● **Listed records**:
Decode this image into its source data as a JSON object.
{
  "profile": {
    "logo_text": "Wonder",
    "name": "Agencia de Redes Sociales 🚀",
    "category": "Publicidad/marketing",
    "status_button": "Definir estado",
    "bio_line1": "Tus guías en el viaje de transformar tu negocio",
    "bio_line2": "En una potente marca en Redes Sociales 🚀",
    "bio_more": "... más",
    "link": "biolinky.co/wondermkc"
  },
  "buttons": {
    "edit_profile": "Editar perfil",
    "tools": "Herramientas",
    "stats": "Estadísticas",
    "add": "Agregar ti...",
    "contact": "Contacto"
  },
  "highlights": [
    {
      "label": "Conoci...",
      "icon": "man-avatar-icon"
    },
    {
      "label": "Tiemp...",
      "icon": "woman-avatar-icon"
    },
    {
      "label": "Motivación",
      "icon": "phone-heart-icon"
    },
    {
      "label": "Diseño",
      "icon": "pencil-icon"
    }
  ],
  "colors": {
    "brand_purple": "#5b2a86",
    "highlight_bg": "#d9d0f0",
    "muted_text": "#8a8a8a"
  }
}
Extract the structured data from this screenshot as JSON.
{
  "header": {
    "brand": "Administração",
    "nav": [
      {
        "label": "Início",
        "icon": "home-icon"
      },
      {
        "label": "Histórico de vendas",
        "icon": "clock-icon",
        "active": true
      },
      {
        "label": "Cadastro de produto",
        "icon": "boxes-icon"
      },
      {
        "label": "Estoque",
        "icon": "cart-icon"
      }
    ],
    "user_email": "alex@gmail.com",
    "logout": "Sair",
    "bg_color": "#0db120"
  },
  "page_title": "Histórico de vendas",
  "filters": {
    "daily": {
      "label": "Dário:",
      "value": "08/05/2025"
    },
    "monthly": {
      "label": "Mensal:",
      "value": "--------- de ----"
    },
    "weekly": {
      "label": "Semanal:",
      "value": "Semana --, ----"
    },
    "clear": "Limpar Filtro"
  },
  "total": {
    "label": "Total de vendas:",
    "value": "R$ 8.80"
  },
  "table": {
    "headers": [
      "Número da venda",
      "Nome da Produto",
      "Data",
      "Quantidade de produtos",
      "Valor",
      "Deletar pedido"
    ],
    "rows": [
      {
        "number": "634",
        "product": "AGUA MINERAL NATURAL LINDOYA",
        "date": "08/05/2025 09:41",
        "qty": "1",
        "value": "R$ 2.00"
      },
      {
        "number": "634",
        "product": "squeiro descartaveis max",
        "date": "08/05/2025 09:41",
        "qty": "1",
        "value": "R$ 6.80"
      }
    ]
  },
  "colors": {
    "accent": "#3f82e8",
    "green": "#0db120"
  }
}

● **Required task**:
Reproduce, word for word, only the lines from the one that contains "Extract the structured" through the final line.

● **Reply**:
Extract the structured data from this screenshot as JSON.
{
  "header": {
    "brand": "Administração",
    "nav": [
      {
        "label": "Início",
        "icon": "home-icon"
      },
      {
        "label": "Histórico de vendas",
        "icon": "clock-icon",
        "active": true
      },
      {
        "label": "Cadastro de produto",
        "icon": "boxes-icon"
      },
      {
        "label": "Estoque",
        "icon": "cart-icon"
      }
    ],
    "user_email": "alex@gmail.com",
    "logout": "Sair",
    "bg_color": "#0db120"
  },
  "page_title": "Histórico de vendas",
  "filters": {
    "daily": {
      "label": "Dário:",
      "value": "08/05/2025"
    },
    "monthly": {
      "label": "Mensal:",
      "value": "--------- de ----"
    },
    "weekly": {
      "label": "Semanal:",
      "value": "Semana --, ----"
    },
    "clear": "Limpar Filtro"
  },
  "total": {
    "label": "Total de vendas:",
    "value": "R$ 8.80"
  },
  "table": {
    "headers": [
      "Número da venda",
      "Nome da Produto",
      "Data",
      "Quantidade de produtos",
      "Valor",
      "Deletar pedido"
    ],
    "rows": [
      {
        "number": "634",
        "product": "AGUA MINERAL NATURAL LINDOYA",
        "date": "08/05/2025 09:41",
        "qty": "1",
        "value": "R$ 2.00"
      },
      {
        "number": "634",
        "product": "squeiro descartaveis max",
        "date": "08/05/2025 09:41",
        "qty": "1",
        "value": "R$ 6.80"
      }
    ]
  },
  "colors": {
    "accent": "#3f82e8",
    "green": "#0db120"
  }
}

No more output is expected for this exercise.